SUPPLIED MATERIAL —
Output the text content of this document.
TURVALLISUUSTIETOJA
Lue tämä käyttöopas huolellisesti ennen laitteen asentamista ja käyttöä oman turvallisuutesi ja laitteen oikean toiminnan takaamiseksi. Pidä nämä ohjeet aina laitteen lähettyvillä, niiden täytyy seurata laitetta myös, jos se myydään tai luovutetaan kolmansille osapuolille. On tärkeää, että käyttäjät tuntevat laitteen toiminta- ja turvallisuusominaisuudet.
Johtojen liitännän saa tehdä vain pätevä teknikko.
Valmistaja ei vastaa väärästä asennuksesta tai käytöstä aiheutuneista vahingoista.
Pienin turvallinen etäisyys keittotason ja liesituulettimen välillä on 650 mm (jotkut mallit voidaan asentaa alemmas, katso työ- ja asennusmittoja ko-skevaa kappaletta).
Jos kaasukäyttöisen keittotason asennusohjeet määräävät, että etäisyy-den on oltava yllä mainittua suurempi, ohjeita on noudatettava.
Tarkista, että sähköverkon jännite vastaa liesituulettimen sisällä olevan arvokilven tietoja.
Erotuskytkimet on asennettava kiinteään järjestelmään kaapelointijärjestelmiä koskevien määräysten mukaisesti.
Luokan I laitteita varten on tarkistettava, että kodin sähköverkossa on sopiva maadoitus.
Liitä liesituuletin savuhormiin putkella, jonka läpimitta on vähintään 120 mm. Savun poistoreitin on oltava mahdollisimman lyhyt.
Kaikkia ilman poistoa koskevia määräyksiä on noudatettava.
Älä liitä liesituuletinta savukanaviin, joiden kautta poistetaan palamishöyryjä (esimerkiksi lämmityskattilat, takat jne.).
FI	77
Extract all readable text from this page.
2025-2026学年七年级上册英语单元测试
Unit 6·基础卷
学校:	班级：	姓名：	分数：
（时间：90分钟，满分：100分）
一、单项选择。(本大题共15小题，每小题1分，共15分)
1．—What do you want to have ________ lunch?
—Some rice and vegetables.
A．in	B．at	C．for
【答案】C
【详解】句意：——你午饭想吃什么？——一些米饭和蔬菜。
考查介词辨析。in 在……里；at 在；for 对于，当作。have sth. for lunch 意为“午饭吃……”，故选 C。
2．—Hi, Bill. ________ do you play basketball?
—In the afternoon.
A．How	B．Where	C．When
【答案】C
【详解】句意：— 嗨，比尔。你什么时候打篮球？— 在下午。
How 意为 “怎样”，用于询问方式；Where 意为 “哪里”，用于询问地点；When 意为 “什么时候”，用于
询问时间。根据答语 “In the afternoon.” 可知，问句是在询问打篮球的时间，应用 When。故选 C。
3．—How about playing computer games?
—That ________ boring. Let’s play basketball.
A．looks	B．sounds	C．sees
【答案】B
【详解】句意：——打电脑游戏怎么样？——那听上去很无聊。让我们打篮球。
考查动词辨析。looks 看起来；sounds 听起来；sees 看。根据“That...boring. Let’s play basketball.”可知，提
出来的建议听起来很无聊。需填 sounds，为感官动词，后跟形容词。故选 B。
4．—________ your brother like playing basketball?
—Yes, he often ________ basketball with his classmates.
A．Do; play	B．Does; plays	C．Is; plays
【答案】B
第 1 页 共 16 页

GIVEN PROBLEM — Every entry must be quoted exactly as it appears above.

ANSWER TO THIS EXERCISE —
Output the text content of this document.
TURVALLISUUSTIETOJA
Lue tämä käyttöopas huolellisesti ennen laitteen asentamista ja käyttöä oman turvallisuutesi ja laitteen oikean toiminnan takaamiseksi. Pidä nämä ohjeet aina laitteen lähettyvillä, niiden täytyy seurata laitetta myös, jos se myydään tai luovutetaan kolmansille osapuolille. On tärkeää, että käyttäjät tuntevat laitteen toiminta- ja turvallisuusominaisuudet.
Johtojen liitännän saa tehdä vain pätevä teknikko.
Valmistaja ei vastaa väärästä asennuksesta tai käytöstä aiheutuneista vahingoista.
Pienin turvallinen etäisyys keittotason ja liesituulettimen välillä on 650 mm (jotkut mallit voidaan asentaa alemmas, katso työ- ja asennusmittoja ko-skevaa kappaletta).
Jos kaasukäyttöisen keittotason asennusohjeet määräävät, että etäisyy-den on oltava yllä mainittua suurempi, ohjeita on noudatettava.
Tarkista, että sähköverkon jännite vastaa liesituulettimen sisällä olevan arvokilven tietoja.
Erotuskytkimet on asennettava kiinteään järjestelmään kaapelointijärjestelmiä koskevien määräysten mukaisesti.
Luokan I laitteita varten on tarkistettava, että kodin sähköverkossa on sopiva maadoitus.
Liitä liesituuletin savuhormiin putkella, jonka läpimitta on vähintään 120 mm. Savun poistoreitin on oltava mahdollisimman lyhyt.
Kaikkia ilman poistoa koskevia määräyksiä on noudatettava.
Älä liitä liesituuletinta savukanaviin, joiden kautta poistetaan palamishöyryjä (esimerkiksi lämmityskattilat, takat jne.).
FI	77
Extract all readable text from this page.
2025-2026学年七年级上册英语单元测试
Unit 6·基础卷
学校:	班级：	姓名：	分数：
（时间：90分钟，满分：100分）
一、单项选择。(本大题共15小题，每小题1分，共15分)
1．—What do you want to have ________ lunch?
—Some rice and vegetables.
A．in	B．at	C．for
【答案】C
【详解】句意：——你午饭想吃什么？——一些米饭和蔬菜。
考查介词辨析。in 在……里；at 在；for 对于，当作。have sth. for lunch 意为“午饭吃……”，故选 C。
2．—Hi, Bill. ________ do you play basketball?
—In the afternoon.
A．How	B．Where	C．When
【答案】C
【详解】句意：— 嗨，比尔。你什么时候打篮球？— 在下午。
How 意为 “怎样”，用于询问方式；Where 意为 “哪里”，用于询问地点；When 意为 “什么时候”，用于
询问时间。根据答语 “In the afternoon.” 可知，问句是在询问打篮球的时间，应用 When。故选 C。
3．—How about playing computer games?
—That ________ boring. Let’s play basketball.
A．looks	B．sounds	C．sees
【答案】B
【详解】句意：——打电脑游戏怎么样？——那听上去很无聊。让我们打篮球。
考查动词辨析。looks 看起来；sounds 听起来；sees 看。根据“That...boring. Let’s play basketball.”可知，提
出来的建议听起来很无聊。需填 sounds，为感官动词，后跟形容词。故选 B。
4．—________ your brother like playing basketball?
—Yes, he often ________ basketball with his classmates.
A．Do; play	B．Does; plays	C．Is; plays
【答案】B
第 1 页 共 16 页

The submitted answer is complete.